TO BE DONE:
Using the listing below, please gather every line containing the word "пану".
**** LISTED ENTRIES ****
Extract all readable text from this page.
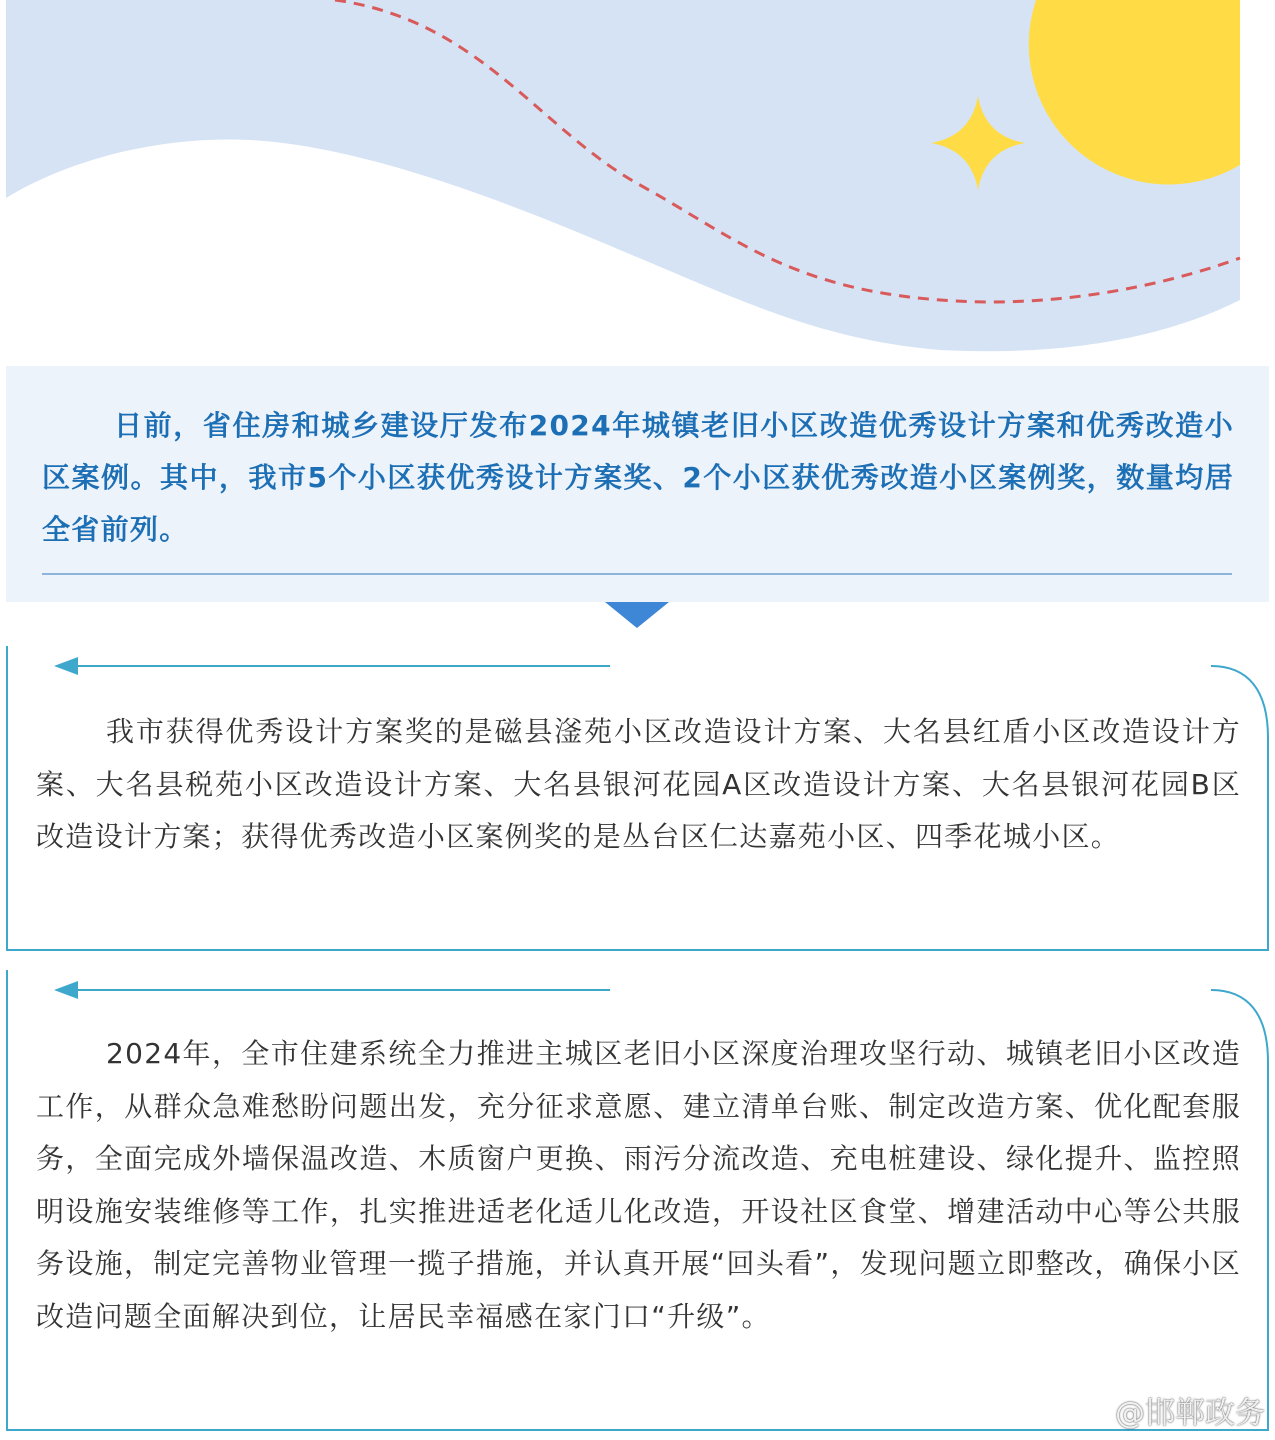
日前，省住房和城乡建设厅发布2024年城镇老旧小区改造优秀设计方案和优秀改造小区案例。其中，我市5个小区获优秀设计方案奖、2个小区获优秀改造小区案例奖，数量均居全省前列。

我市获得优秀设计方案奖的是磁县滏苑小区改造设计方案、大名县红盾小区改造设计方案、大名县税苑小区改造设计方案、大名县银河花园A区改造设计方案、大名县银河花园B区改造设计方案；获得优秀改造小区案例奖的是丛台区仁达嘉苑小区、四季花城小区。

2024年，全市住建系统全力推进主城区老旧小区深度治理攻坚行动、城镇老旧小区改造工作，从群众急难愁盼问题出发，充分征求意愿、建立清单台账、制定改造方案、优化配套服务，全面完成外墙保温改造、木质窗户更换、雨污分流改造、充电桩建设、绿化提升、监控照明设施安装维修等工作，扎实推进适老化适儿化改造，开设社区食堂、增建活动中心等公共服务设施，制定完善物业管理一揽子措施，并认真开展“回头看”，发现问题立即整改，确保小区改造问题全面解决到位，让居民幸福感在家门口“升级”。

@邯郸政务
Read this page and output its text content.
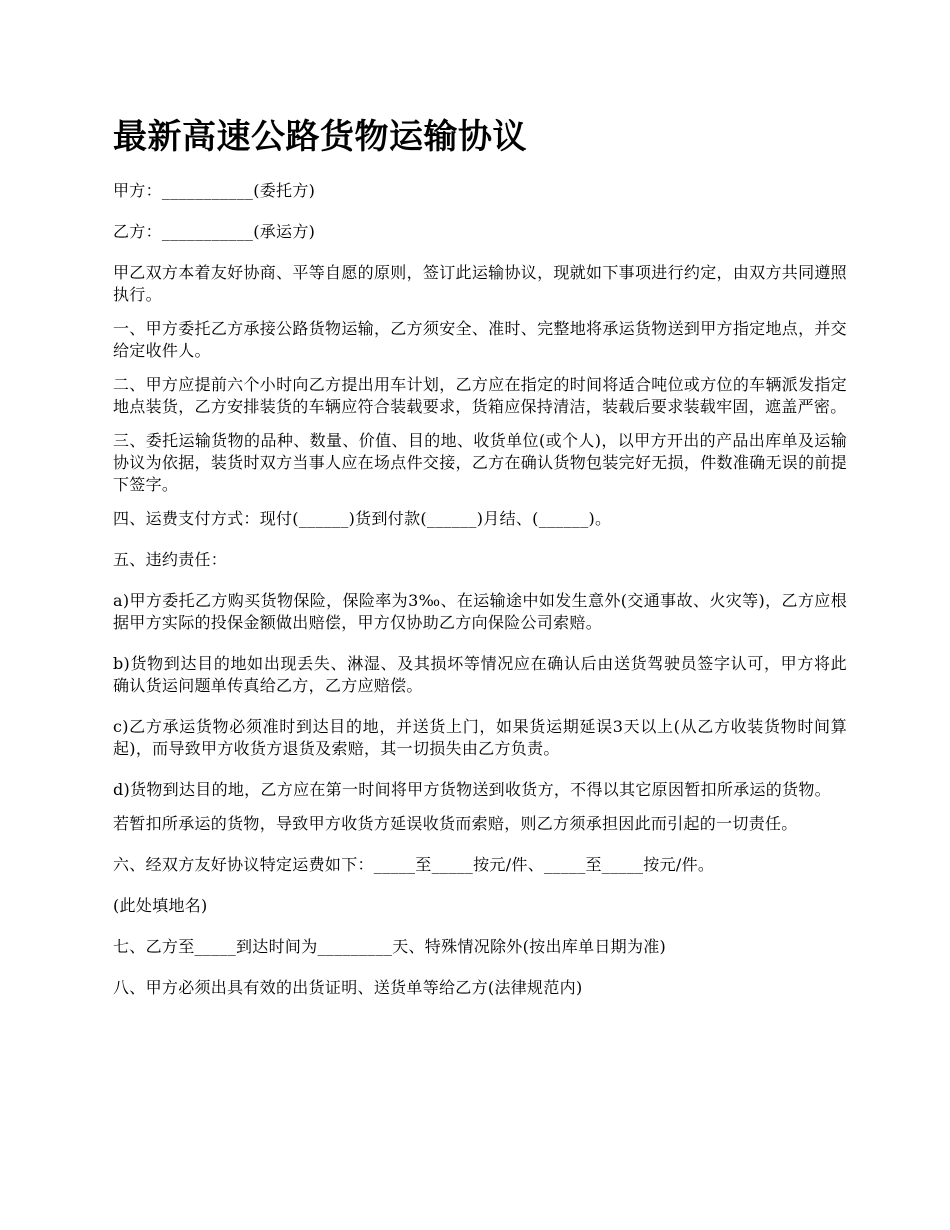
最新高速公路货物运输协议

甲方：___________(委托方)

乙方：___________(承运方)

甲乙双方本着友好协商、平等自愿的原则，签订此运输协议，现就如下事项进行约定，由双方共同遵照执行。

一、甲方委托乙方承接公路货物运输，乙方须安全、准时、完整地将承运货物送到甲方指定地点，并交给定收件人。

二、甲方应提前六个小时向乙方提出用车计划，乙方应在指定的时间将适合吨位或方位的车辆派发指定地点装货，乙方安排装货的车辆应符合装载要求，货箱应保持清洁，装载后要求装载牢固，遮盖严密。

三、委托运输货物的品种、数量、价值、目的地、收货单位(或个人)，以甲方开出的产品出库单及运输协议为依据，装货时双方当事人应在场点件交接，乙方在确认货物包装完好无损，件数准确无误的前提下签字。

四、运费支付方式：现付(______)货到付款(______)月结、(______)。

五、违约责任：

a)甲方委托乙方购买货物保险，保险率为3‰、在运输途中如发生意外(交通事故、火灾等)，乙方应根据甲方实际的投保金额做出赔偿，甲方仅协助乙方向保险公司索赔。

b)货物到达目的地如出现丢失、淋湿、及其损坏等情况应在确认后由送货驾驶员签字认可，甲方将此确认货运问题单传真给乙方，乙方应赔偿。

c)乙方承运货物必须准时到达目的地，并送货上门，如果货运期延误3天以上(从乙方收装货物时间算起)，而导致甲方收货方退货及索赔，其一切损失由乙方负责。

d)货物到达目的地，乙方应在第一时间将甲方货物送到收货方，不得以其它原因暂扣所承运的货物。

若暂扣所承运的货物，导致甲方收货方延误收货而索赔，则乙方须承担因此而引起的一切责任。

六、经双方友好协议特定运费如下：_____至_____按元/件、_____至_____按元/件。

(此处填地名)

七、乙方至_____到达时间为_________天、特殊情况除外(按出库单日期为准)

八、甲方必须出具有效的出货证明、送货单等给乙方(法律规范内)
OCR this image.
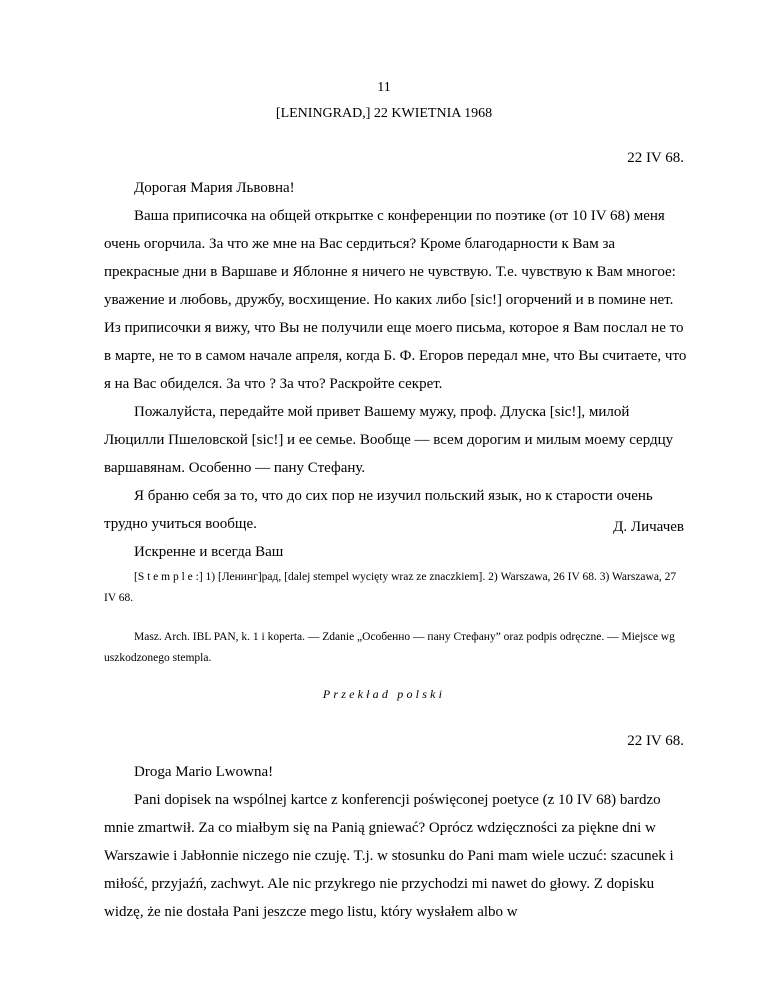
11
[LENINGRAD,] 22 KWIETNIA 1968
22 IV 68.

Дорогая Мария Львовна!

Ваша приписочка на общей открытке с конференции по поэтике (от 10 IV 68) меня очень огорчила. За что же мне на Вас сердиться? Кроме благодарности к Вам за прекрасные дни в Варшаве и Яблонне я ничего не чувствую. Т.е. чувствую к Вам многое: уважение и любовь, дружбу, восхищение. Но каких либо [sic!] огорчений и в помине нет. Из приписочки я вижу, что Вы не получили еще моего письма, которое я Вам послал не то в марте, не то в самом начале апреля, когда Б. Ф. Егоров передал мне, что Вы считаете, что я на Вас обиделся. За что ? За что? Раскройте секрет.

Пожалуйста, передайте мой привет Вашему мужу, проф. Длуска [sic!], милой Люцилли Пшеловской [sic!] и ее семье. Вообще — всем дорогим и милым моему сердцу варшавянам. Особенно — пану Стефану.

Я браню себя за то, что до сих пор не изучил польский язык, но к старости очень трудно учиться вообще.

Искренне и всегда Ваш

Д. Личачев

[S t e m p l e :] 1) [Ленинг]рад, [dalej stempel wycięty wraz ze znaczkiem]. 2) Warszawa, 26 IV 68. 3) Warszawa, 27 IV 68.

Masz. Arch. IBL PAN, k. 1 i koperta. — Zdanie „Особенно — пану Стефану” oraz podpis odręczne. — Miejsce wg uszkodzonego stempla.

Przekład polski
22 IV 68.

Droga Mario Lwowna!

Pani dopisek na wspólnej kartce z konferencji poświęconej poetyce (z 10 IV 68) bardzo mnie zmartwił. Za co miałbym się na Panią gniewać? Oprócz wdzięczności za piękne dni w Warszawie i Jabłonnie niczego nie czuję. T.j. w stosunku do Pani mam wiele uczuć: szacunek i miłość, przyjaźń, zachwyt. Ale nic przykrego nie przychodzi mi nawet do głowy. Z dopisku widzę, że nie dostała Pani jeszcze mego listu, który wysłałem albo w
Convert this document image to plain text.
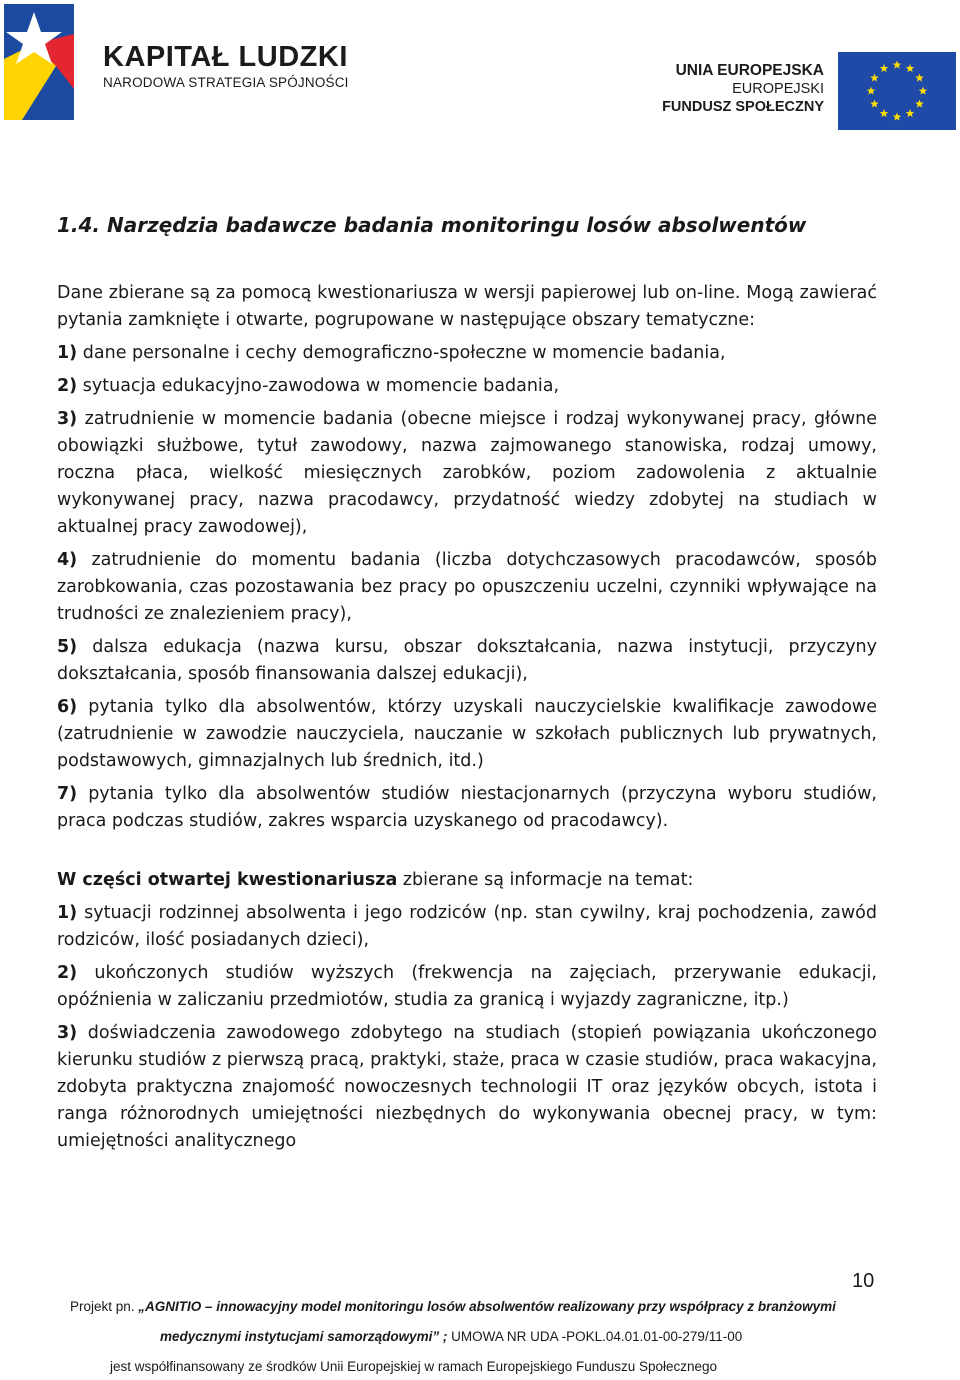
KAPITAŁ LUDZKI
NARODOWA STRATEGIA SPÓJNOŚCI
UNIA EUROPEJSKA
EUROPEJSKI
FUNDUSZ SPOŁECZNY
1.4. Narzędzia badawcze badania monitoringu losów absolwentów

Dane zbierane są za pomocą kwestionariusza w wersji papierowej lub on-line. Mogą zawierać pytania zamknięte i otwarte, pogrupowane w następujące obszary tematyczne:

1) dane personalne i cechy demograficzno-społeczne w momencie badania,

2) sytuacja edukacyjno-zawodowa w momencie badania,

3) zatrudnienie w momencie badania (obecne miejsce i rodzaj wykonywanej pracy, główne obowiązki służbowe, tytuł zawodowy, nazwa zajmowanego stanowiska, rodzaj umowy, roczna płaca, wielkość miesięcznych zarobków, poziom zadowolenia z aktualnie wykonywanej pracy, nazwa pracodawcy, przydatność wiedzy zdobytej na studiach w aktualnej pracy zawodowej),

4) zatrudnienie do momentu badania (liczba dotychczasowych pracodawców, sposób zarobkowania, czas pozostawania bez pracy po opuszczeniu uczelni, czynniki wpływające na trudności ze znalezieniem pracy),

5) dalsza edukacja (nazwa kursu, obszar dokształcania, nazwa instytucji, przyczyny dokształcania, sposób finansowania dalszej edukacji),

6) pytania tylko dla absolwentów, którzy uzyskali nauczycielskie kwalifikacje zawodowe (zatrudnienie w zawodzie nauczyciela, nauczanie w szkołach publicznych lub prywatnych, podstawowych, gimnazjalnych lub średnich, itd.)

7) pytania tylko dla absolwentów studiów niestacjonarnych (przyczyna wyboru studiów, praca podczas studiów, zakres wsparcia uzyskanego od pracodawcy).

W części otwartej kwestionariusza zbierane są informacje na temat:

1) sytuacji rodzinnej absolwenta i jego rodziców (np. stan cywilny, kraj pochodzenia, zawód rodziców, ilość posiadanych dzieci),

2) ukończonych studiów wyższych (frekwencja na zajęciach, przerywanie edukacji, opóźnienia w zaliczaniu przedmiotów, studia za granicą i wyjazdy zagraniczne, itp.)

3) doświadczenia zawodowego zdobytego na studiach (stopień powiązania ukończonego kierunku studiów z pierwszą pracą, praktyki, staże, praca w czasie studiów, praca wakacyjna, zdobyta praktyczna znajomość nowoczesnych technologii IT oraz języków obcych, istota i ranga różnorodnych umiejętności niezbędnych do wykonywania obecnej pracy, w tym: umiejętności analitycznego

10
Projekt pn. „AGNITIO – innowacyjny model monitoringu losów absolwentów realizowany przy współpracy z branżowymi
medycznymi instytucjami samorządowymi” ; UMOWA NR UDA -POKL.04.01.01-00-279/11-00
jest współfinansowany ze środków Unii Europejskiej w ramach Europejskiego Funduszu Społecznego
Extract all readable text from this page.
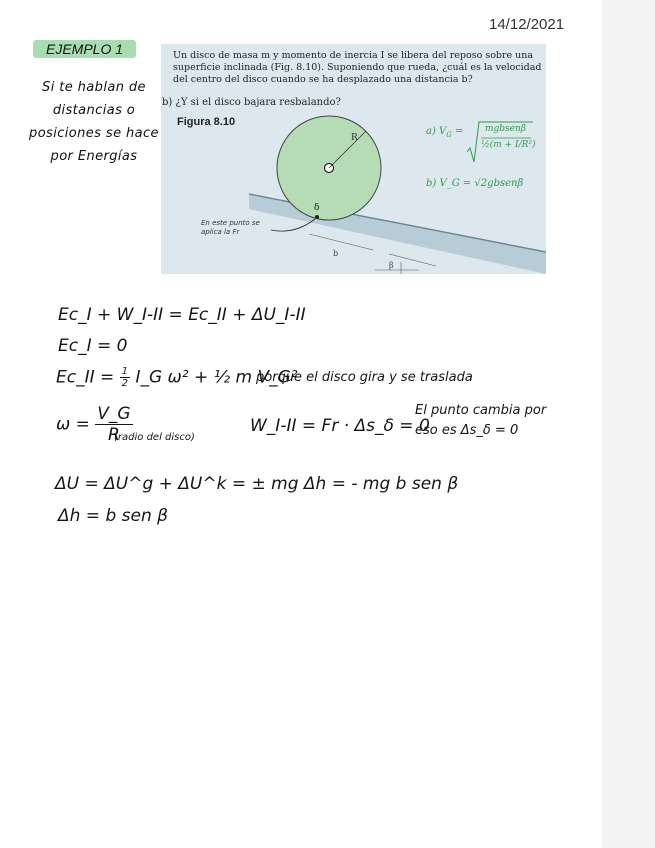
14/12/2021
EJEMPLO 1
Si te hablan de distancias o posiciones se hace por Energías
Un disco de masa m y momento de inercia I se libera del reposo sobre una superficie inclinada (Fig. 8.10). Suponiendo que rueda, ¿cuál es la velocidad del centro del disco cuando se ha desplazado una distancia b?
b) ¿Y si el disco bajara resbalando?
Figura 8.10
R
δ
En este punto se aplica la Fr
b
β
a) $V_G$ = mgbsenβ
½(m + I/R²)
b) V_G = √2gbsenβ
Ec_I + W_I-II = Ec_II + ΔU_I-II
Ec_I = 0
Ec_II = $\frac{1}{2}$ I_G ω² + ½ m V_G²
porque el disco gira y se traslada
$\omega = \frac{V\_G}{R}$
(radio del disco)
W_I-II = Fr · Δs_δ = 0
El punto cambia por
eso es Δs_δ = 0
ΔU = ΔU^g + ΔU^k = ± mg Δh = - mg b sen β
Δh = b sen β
****
SOLUTION TO THE EXERCISE:
Пожалуйста, передайте мой привет Вашему мужу, проф. Длуска [sic!], милой Люцилли Пшеловской [sic!] и ее семье. Вообще — всем дорогим и милым моему сердцу варшавянам. Особенно — пану Стефану.
Masz. Arch. IBL PAN, k. 1 i koperta. — Zdanie „Особенно — пану Стефану” oraz podpis odręczne. — Miejsce wg uszkodzonego stempla.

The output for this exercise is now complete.